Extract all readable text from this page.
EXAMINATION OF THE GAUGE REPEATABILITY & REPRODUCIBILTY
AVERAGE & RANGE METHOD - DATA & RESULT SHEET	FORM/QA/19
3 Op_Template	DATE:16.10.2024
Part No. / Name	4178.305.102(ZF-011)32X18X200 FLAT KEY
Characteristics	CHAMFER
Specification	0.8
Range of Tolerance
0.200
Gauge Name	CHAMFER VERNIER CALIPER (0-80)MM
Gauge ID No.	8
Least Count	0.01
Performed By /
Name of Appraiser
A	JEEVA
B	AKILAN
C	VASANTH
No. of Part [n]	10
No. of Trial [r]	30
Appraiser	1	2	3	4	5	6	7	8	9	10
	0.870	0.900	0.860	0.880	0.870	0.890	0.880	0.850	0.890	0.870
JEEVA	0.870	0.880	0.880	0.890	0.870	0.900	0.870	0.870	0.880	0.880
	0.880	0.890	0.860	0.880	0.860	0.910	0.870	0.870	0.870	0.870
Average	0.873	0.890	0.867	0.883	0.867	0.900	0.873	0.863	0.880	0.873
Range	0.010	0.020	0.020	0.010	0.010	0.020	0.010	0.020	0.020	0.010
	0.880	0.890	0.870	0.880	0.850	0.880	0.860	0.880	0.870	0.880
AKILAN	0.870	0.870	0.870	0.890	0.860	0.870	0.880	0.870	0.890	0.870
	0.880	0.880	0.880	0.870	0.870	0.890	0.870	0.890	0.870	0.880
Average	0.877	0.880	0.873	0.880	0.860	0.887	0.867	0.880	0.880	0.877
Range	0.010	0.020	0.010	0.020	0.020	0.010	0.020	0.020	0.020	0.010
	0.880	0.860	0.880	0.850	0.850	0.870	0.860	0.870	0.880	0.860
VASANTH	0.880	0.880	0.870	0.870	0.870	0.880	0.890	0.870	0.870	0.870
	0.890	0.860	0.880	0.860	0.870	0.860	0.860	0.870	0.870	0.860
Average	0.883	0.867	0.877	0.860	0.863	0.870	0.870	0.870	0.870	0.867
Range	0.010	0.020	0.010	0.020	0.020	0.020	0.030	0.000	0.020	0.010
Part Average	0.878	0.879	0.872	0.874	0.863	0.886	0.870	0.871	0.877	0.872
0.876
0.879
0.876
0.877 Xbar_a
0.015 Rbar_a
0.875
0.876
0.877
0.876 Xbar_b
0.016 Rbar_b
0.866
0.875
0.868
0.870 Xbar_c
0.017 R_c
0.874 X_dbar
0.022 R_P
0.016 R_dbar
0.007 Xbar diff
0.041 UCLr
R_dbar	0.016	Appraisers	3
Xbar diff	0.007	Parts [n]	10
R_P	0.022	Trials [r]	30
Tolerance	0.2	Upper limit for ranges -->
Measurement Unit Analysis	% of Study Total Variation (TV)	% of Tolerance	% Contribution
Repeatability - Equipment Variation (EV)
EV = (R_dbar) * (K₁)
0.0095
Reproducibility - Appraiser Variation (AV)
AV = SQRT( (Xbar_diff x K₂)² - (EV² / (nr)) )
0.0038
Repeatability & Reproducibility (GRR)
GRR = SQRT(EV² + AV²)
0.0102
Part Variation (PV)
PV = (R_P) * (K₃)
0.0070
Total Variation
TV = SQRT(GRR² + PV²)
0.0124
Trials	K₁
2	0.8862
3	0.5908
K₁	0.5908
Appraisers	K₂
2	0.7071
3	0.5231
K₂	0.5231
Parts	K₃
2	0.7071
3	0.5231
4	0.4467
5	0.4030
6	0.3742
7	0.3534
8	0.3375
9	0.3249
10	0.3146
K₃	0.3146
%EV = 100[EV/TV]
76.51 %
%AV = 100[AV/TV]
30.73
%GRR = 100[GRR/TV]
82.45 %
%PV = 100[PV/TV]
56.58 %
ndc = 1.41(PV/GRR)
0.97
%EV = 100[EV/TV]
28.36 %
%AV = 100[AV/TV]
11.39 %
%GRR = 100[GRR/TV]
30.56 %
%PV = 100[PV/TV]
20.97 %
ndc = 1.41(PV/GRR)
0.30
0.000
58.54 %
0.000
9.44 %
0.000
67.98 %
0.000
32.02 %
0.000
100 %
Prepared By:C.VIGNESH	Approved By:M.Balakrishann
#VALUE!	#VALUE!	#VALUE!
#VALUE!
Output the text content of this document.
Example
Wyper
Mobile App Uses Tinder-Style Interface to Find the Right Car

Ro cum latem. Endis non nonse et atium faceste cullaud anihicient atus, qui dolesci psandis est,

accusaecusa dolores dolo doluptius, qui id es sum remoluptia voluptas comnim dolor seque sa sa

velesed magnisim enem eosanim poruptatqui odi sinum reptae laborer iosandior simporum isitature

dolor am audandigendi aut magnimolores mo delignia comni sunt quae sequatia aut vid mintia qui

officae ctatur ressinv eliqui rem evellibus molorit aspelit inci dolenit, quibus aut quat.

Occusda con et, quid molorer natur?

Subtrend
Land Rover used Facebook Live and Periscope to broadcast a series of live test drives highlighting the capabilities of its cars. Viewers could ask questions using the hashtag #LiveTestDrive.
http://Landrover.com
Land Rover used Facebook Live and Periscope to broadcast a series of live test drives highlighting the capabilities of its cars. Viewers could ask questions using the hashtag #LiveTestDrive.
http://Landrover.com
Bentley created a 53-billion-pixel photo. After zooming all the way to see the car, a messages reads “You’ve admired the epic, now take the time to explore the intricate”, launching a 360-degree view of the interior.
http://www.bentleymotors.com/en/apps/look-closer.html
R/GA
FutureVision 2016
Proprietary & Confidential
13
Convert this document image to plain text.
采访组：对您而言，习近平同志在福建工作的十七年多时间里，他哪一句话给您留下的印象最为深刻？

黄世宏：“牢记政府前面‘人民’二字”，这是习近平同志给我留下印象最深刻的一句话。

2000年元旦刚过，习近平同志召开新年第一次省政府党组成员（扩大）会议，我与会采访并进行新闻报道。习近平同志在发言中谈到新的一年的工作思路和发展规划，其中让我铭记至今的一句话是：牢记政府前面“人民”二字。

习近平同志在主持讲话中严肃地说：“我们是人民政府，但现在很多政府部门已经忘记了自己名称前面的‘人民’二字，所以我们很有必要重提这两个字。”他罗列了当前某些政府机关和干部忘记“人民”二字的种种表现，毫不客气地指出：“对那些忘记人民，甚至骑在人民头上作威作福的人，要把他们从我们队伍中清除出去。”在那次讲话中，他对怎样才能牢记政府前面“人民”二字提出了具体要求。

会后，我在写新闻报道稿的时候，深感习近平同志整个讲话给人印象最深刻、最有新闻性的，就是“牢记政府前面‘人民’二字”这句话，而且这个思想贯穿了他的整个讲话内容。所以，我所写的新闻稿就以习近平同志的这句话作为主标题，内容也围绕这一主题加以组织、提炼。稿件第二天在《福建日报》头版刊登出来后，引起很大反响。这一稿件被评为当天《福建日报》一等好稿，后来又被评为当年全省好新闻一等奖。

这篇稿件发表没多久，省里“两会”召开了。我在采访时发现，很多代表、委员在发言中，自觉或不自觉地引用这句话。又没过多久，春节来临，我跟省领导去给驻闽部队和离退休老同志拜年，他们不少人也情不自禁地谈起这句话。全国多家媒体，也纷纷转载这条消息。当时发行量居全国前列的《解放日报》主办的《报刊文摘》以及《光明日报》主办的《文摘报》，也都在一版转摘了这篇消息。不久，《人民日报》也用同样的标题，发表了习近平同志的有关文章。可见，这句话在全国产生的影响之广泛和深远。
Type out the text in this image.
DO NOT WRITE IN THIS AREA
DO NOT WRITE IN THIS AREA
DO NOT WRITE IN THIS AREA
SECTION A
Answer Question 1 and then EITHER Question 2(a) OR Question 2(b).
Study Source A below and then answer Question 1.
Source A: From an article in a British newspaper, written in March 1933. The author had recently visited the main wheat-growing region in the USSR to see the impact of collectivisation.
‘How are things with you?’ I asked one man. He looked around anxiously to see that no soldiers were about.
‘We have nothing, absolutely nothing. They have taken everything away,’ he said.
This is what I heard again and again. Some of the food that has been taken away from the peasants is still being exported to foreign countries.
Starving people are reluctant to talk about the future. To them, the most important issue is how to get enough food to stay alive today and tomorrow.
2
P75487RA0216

---*---

Your objective: Your answer should be a single number: the count of lines containing the word "Name".

Answer to the problem: 3